Reproduce each line exactly.

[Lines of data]
━━━
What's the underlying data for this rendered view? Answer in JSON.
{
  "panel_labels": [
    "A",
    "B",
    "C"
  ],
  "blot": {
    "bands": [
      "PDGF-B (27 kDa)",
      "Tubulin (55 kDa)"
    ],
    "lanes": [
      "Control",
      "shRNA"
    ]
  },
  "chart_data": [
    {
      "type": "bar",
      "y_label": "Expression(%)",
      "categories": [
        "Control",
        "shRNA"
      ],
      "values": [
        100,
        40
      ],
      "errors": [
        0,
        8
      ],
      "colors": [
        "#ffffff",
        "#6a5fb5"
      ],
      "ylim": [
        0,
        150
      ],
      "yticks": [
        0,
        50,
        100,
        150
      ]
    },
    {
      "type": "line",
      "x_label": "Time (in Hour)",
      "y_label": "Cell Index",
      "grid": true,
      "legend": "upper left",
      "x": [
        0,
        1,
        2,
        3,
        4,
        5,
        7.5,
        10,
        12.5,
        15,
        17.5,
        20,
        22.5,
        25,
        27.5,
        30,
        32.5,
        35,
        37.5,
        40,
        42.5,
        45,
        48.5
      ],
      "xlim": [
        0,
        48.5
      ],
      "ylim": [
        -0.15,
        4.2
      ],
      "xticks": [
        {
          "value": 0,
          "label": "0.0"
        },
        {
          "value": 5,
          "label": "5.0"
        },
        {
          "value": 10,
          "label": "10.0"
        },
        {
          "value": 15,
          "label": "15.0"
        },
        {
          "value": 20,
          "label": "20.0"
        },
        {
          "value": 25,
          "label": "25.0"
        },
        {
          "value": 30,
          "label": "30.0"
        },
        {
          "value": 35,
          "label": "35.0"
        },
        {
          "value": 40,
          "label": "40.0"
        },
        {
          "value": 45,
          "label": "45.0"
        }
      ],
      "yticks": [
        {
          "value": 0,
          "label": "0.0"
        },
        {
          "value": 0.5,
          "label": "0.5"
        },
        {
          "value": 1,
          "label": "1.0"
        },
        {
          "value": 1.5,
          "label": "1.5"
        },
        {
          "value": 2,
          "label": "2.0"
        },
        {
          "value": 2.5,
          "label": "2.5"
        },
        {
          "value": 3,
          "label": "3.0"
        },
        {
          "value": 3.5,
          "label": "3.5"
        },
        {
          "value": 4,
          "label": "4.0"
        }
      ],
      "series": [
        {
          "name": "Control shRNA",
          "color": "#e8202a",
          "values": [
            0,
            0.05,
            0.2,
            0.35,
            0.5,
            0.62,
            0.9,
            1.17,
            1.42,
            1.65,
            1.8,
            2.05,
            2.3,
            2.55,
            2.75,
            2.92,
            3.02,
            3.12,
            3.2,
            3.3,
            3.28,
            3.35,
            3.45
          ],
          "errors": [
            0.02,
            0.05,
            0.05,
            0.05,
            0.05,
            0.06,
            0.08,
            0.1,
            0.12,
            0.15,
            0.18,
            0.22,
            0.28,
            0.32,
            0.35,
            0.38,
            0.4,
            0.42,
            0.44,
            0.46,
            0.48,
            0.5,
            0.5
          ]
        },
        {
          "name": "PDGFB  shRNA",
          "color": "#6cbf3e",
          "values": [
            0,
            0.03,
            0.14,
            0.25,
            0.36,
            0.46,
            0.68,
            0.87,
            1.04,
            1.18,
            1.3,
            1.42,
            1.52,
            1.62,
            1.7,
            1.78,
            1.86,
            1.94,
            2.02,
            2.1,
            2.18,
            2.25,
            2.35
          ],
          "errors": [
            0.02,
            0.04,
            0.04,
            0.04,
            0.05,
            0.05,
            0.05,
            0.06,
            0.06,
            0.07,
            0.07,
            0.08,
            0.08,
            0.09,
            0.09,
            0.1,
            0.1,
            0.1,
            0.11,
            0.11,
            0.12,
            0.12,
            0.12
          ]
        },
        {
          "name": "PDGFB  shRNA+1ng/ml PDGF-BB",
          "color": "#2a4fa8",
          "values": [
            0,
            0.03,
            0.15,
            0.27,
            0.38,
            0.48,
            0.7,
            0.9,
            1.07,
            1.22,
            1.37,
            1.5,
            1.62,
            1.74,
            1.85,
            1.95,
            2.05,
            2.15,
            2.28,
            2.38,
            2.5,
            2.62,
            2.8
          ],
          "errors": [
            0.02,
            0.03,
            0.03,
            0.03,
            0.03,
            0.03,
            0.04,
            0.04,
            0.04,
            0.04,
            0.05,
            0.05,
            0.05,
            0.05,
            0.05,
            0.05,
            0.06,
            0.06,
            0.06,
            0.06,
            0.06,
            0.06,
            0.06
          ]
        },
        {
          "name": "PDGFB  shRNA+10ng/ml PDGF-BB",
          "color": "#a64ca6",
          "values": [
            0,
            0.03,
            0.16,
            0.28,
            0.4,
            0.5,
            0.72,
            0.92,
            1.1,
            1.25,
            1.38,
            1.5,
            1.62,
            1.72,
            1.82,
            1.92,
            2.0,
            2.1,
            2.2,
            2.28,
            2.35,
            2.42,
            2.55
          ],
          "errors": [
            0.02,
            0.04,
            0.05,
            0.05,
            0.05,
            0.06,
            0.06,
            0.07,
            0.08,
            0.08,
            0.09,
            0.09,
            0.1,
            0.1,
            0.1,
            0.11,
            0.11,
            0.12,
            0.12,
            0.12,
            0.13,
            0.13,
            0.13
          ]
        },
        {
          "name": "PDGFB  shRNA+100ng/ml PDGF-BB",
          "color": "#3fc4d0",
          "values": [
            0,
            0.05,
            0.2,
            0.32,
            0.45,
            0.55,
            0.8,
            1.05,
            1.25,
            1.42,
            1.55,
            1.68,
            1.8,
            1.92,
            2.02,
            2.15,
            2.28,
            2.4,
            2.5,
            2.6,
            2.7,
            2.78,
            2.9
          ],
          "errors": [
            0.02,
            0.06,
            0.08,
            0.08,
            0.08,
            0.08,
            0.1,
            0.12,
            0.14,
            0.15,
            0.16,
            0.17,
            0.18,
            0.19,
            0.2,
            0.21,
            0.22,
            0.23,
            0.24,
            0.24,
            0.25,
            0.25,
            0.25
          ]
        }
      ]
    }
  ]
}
━━━
§ SOLUTION:
What's the underlying data for this rendered view? Answer in JSON.
{
  "panel_labels": [
    "A",
    "B",
    "C"
  ],
  "blot": {
    "bands": [
      "PDGF-B (27 kDa)",
      "Tubulin (55 kDa)"
    ],
    "lanes": [
      "Control",
      "shRNA"
    ]
  },
  "chart_data": [
    {
      "type": "bar",
      "y_label": "Expression(%)",
      "categories": [
        "Control",
        "shRNA"
      ],
      "values": [
        100,
        40
      ],
      "errors": [
        0,
        8
      ],
      "colors": [
        "#ffffff",
        "#6a5fb5"
      ],
      "ylim": [
        0,
        150
      ],
      "yticks": [
        0,
        50,
        100,
        150
      ]
    },
    {
      "type": "line",
      "x_label": "Time (in Hour)",
      "y_label": "Cell Index",
      "grid": true,
      "legend": "upper left",
      "x": [
        0,
        1,
        2,
        3,
        4,
        5,
        7.5,
        10,
        12.5,
        15,
        17.5,
        20,
        22.5,
        25,
        27.5,
        30,
        32.5,
        35,
        37.5,
        40,
        42.5,
        45,
        48.5
      ],
      "xlim": [
        0,
        48.5
      ],
      "ylim": [
        -0.15,
        4.2
      ],
      "xticks": [
        {
          "value": 0,
          "label": "0.0"
        },
        {
          "value": 5,
          "label": "5.0"
        },
        {
          "value": 10,
          "label": "10.0"
        },
        {
          "value": 15,
          "label": "15.0"
        },
        {
          "value": 20,
          "label": "20.0"
        },
        {
          "value": 25,
          "label": "25.0"
        },
        {
          "value": 30,
          "label": "30.0"
        },
        {
          "value": 35,
          "label": "35.0"
        },
        {
          "value": 40,
          "label": "40.0"
        },
        {
          "value": 45,
          "label": "45.0"
        }
      ],
      "yticks": [
        {
          "value": 0,
          "label": "0.0"
        },
        {
          "value": 0.5,
          "label": "0.5"
        },
        {
          "value": 1,
          "label": "1.0"
        },
        {
          "value": 1.5,
          "label": "1.5"
        },
        {
          "value": 2,
          "label": "2.0"
        },
        {
          "value": 2.5,
          "label": "2.5"
        },
        {
          "value": 3,
          "label": "3.0"
        },
        {
          "value": 3.5,
          "label": "3.5"
        },
        {
          "value": 4,
          "label": "4.0"
        }
      ],
      "series": [
        {
          "name": "Control shRNA",
          "color": "#e8202a",
          "values": [
            0,
            0.05,
            0.2,
            0.35,
            0.5,
            0.62,
            0.9,
            1.17,
            1.42,
            1.65,
            1.8,
            2.05,
            2.3,
            2.55,
            2.75,
            2.92,
            3.02,
            3.12,
            3.2,
            3.3,
            3.28,
            3.35,
            3.45
          ],
          "errors": [
            0.02,
            0.05,
            0.05,
            0.05,
            0.05,
            0.06,
            0.08,
            0.1,
            0.12,
            0.15,
            0.18,
            0.22,
            0.28,
            0.32,
            0.35,
            0.38,
            0.4,
            0.42,
            0.44,
            0.46,
            0.48,
            0.5,
            0.5
          ]
        },
        {
          "name": "PDGFB  shRNA",
          "color": "#6cbf3e",
          "values": [
            0,
            0.03,
            0.14,
            0.25,
            0.36,
            0.46,
            0.68,
            0.87,
            1.04,
            1.18,
            1.3,
            1.42,
            1.52,
            1.62,
            1.7,
            1.78,
            1.86,
            1.94,
            2.02,
            2.1,
            2.18,
            2.25,
            2.35
          ],
          "errors": [
            0.02,
            0.04,
            0.04,
            0.04,
            0.05,
            0.05,
            0.05,
            0.06,
            0.06,
            0.07,
            0.07,
            0.08,
            0.08,
            0.09,
            0.09,
            0.1,
            0.1,
            0.1,
            0.11,
            0.11,
            0.12,
            0.12,
            0.12
          ]
        },
        {
          "name": "PDGFB  shRNA+1ng/ml PDGF-BB",
          "color": "#2a4fa8",
          "values": [
            0,
            0.03,
            0.15,
            0.27,
            0.38,
            0.48,
            0.7,
            0.9,
            1.07,
            1.22,
            1.37,
            1.5,
            1.62,
            1.74,
            1.85,
            1.95,
            2.05,
            2.15,
            2.28,
            2.38,
            2.5,
            2.62,
            2.8
          ],
          "errors": [
            0.02,
            0.03,
            0.03,
            0.03,
            0.03,
            0.03,
            0.04,
            0.04,
            0.04,
            0.04,
            0.05,
            0.05,
            0.05,
            0.05,
            0.05,
            0.05,
            0.06,
            0.06,
            0.06,
            0.06,
            0.06,
            0.06,
            0.06
          ]
        },
        {
          "name": "PDGFB  shRNA+10ng/ml PDGF-BB",
          "color": "#a64ca6",
          "values": [
            0,
            0.03,
            0.16,
            0.28,
            0.4,
            0.5,
            0.72,
            0.92,
            1.1,
            1.25,
            1.38,
            1.5,
            1.62,
            1.72,
            1.82,
            1.92,
            2.0,
            2.1,
            2.2,
            2.28,
            2.35,
            2.42,
            2.55
          ],
          "errors": [
            0.02,
            0.04,
            0.05,
            0.05,
            0.05,
            0.06,
            0.06,
            0.07,
            0.08,
            0.08,
            0.09,
            0.09,
            0.1,
            0.1,
            0.1,
            0.11,
            0.11,
            0.12,
            0.12,
            0.12,
            0.13,
            0.13,
            0.13
          ]
        },
        {
          "name": "PDGFB  shRNA+100ng/ml PDGF-BB",
          "color": "#3fc4d0",
          "values": [
            0,
            0.05,
            0.2,
            0.32,
            0.45,
            0.55,
            0.8,
            1.05,
            1.25,
            1.42,
            1.55,
            1.68,
            1.8,
            1.92,
            2.02,
            2.15,
            2.28,
            2.4,
            2.5,
            2.6,
            2.7,
            2.78,
            2.9
          ],
          "errors": [
            0.02,
            0.06,
            0.08,
            0.08,
            0.08,
            0.08,
            0.1,
            0.12,
            0.14,
            0.15,
            0.16,
            0.17,
            0.18,
            0.19,
            0.2,
            0.21,
            0.22,
            0.23,
            0.24,
            0.24,
            0.25,
            0.25,
            0.25
          ]
        }
      ]
    }
  ]
}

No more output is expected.